**Exercise goal**
Check every line below for the word "octobre" and give only the number of lines where it appears.

■ ■ ■ ■

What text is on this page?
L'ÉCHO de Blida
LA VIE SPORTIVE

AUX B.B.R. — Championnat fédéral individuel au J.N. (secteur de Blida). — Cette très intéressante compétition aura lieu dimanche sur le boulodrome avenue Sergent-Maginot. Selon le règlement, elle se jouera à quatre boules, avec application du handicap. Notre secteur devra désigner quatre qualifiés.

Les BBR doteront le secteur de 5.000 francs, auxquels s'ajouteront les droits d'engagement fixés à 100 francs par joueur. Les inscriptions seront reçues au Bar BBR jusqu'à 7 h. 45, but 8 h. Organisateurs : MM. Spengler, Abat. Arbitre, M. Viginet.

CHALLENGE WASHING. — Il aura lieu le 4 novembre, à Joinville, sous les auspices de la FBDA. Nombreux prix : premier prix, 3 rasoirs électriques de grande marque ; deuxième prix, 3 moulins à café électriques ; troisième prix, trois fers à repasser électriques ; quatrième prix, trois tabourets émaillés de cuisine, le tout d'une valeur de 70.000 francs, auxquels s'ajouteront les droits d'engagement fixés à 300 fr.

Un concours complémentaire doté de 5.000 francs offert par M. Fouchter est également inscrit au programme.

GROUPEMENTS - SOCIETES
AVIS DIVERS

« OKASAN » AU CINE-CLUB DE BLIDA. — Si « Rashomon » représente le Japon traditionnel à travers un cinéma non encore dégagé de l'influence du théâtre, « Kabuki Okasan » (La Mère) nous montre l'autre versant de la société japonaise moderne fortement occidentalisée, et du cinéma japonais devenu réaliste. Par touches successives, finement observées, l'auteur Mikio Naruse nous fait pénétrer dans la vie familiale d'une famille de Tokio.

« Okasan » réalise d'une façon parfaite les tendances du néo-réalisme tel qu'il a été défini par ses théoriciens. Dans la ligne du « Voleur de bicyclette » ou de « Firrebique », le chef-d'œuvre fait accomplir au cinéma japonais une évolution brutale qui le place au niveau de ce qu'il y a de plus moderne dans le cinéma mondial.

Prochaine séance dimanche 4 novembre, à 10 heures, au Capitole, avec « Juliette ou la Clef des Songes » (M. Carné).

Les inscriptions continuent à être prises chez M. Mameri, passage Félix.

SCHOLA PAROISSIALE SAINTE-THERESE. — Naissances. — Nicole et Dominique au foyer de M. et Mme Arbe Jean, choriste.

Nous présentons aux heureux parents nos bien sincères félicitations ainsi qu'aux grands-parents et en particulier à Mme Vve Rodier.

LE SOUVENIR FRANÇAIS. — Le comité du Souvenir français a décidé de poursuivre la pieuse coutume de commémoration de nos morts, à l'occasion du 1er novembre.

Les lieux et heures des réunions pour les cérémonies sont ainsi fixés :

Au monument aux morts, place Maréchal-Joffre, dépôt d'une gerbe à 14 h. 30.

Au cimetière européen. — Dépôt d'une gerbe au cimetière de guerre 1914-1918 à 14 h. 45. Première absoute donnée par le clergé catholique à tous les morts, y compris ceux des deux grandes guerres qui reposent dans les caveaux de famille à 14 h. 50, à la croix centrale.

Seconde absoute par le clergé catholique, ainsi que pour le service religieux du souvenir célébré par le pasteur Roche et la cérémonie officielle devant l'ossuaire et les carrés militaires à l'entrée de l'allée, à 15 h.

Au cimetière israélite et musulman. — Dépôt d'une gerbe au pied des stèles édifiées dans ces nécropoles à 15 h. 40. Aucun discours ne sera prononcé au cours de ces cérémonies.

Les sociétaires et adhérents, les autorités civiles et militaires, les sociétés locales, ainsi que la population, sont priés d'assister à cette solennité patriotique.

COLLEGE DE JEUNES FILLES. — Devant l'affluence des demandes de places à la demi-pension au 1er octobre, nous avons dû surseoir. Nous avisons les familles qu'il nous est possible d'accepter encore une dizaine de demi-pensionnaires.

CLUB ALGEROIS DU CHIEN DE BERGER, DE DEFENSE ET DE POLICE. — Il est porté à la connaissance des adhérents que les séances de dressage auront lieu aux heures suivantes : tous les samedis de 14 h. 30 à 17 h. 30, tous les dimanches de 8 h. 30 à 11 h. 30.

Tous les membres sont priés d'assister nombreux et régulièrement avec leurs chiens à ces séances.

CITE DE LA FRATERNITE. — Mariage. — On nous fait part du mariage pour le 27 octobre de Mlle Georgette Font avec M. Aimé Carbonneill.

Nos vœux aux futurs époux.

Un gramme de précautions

■ ■ ■ ■

**The solution**
2